## Dataset entries
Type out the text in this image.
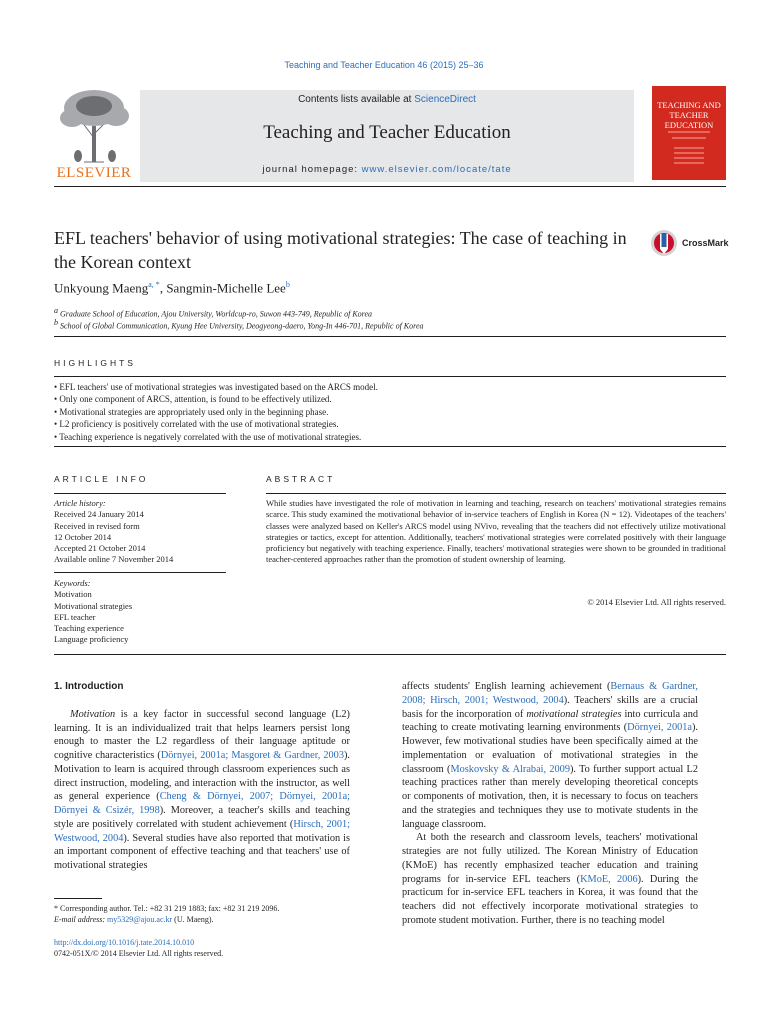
Teaching and Teacher Education 46 (2015) 25–36
ELSEVIER
Contents lists available at ScienceDirect
Teaching and Teacher Education
journal homepage: www.elsevier.com/locate/tate
TEACHING AND TEACHER EDUCATION
EFL teachers' behavior of using motivational strategies: The case of teaching in the Korean context
CrossMark
Unkyoung Maeng$^{a, *}$, Sangmin-Michelle Lee$^b$
$^a$ Graduate School of Education, Ajou University, Worldcup-ro, Suwon 443-749, Republic of Korea
$^b$ School of Global Communication, Kyung Hee University, Deogyeong-daero, Yong-In 446-701, Republic of Korea
HIGHLIGHTS
• EFL teachers' use of motivational strategies was investigated based on the ARCS model.
• Only one component of ARCS, attention, is found to be effectively utilized.
• Motivational strategies are appropriately used only in the beginning phase.
• L2 proficiency is positively correlated with the use of motivational strategies.
• Teaching experience is negatively correlated with the use of motivational strategies.
ARTICLE INFO
Article history:
Received 24 January 2014
Received in revised form
12 October 2014
Accepted 21 October 2014
Available online 7 November 2014
Keywords:
Motivation
Motivational strategies
EFL teacher
Teaching experience
Language proficiency
ABSTRACT
While studies have investigated the role of motivation in learning and teaching, research on teachers' motivational strategies remains scarce. This study examined the motivational behavior of in-service teachers of English in Korea (N = 12). Videotapes of the teachers' classes were analyzed based on Keller's ARCS model using NVivo, revealing that the teachers did not effectively utilize motivational strategies or tactics, except for attention. Additionally, teachers' motivational strategies were correlated positively with their language proficiency but negatively with teaching experience. Finally, teachers' motivational strategies were shown to be grounded in traditional teacher-centered approaches rather than the promotion of student ownership of learning.
© 2014 Elsevier Ltd. All rights reserved.
1. Introduction

Motivation is a key factor in successful second language (L2) learning. It is an individualized trait that helps learners persist long enough to master the L2 regardless of their language aptitude or cognitive characteristics (Dörnyei, 2001a; Masgoret & Gardner, 2003). Motivation to learn is acquired through classroom experiences such as direct instruction, modeling, and interaction with the instructor, as well as general experience (Cheng & Dörnyei, 2007; Dörnyei, 2001a; Dörnyei & Csizér, 1998). Moreover, a teacher's skills and teaching style are positively correlated with student achievement (Hirsch, 2001; Westwood, 2004). Several studies have also reported that motivation is an important component of effective teaching and that teachers' use of motivational strategies

affects students' English learning achievement (Bernaus & Gardner, 2008; Hirsch, 2001; Westwood, 2004). Teachers' skills are a crucial basis for the incorporation of motivational strategies into curricula and teaching to create motivating learning environments (Dörnyei, 2001a). However, few motivational studies have been specifically aimed at the implementation or evaluation of motivational strategies in the classroom (Moskovsky & Alrabai, 2009). To further support actual L2 teaching practices rather than merely developing theoretical concepts or components of motivation, then, it is necessary to focus on teachers and the strategies and techniques they use to motivate students in the language classroom.

At both the research and classroom levels, teachers' motivational strategies are not fully utilized. The Korean Ministry of Education (KMoE) has recently emphasized teacher education and training programs for in-service EFL teachers (KMoE, 2006). During the practicum for in-service EFL teachers in Korea, it was found that the teachers did not effectively incorporate motivational strategies to promote student motivation. Further, there is no teaching model

* Corresponding author. Tel.: +82 31 219 1883; fax: +82 31 219 2096.
E-mail address: my5329@ajou.ac.kr (U. Maeng).
http://dx.doi.org/10.1016/j.tate.2014.10.010
0742-051X/© 2014 Elsevier Ltd. All rights reserved.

## Directions for this task
Reproduce every line above as written, skipping pictures.

## Expected answer
Type out the text in this image.
Teaching and Teacher Education 46 (2015) 25–36
ELSEVIER
Contents lists available at ScienceDirect
Teaching and Teacher Education
journal homepage: www.elsevier.com/locate/tate
TEACHING AND TEACHER EDUCATION
EFL teachers' behavior of using motivational strategies: The case of teaching in the Korean context
CrossMark
Unkyoung Maeng$^{a, *}$, Sangmin-Michelle Lee$^b$
$^a$ Graduate School of Education, Ajou University, Worldcup-ro, Suwon 443-749, Republic of Korea
$^b$ School of Global Communication, Kyung Hee University, Deogyeong-daero, Yong-In 446-701, Republic of Korea
HIGHLIGHTS
• EFL teachers' use of motivational strategies was investigated based on the ARCS model.
• Only one component of ARCS, attention, is found to be effectively utilized.
• Motivational strategies are appropriately used only in the beginning phase.
• L2 proficiency is positively correlated with the use of motivational strategies.
• Teaching experience is negatively correlated with the use of motivational strategies.
ARTICLE INFO
Article history:
Received 24 January 2014
Received in revised form
12 October 2014
Accepted 21 October 2014
Available online 7 November 2014
Keywords:
Motivation
Motivational strategies
EFL teacher
Teaching experience
Language proficiency
ABSTRACT
While studies have investigated the role of motivation in learning and teaching, research on teachers' motivational strategies remains scarce. This study examined the motivational behavior of in-service teachers of English in Korea (N = 12). Videotapes of the teachers' classes were analyzed based on Keller's ARCS model using NVivo, revealing that the teachers did not effectively utilize motivational strategies or tactics, except for attention. Additionally, teachers' motivational strategies were correlated positively with their language proficiency but negatively with teaching experience. Finally, teachers' motivational strategies were shown to be grounded in traditional teacher-centered approaches rather than the promotion of student ownership of learning.
© 2014 Elsevier Ltd. All rights reserved.
1. Introduction

Motivation is a key factor in successful second language (L2) learning. It is an individualized trait that helps learners persist long enough to master the L2 regardless of their language aptitude or cognitive characteristics (Dörnyei, 2001a; Masgoret & Gardner, 2003). Motivation to learn is acquired through classroom experiences such as direct instruction, modeling, and interaction with the instructor, as well as general experience (Cheng & Dörnyei, 2007; Dörnyei, 2001a; Dörnyei & Csizér, 1998). Moreover, a teacher's skills and teaching style are positively correlated with student achievement (Hirsch, 2001; Westwood, 2004). Several studies have also reported that motivation is an important component of effective teaching and that teachers' use of motivational strategies

affects students' English learning achievement (Bernaus & Gardner, 2008; Hirsch, 2001; Westwood, 2004). Teachers' skills are a crucial basis for the incorporation of motivational strategies into curricula and teaching to create motivating learning environments (Dörnyei, 2001a). However, few motivational studies have been specifically aimed at the implementation or evaluation of motivational strategies in the classroom (Moskovsky & Alrabai, 2009). To further support actual L2 teaching practices rather than merely developing theoretical concepts or components of motivation, then, it is necessary to focus on teachers and the strategies and techniques they use to motivate students in the language classroom.

At both the research and classroom levels, teachers' motivational strategies are not fully utilized. The Korean Ministry of Education (KMoE) has recently emphasized teacher education and training programs for in-service EFL teachers (KMoE, 2006). During the practicum for in-service EFL teachers in Korea, it was found that the teachers did not effectively incorporate motivational strategies to promote student motivation. Further, there is no teaching model

* Corresponding author. Tel.: +82 31 219 1883; fax: +82 31 219 2096.
E-mail address: my5329@ajou.ac.kr (U. Maeng).
http://dx.doi.org/10.1016/j.tate.2014.10.010
0742-051X/© 2014 Elsevier Ltd. All rights reserved.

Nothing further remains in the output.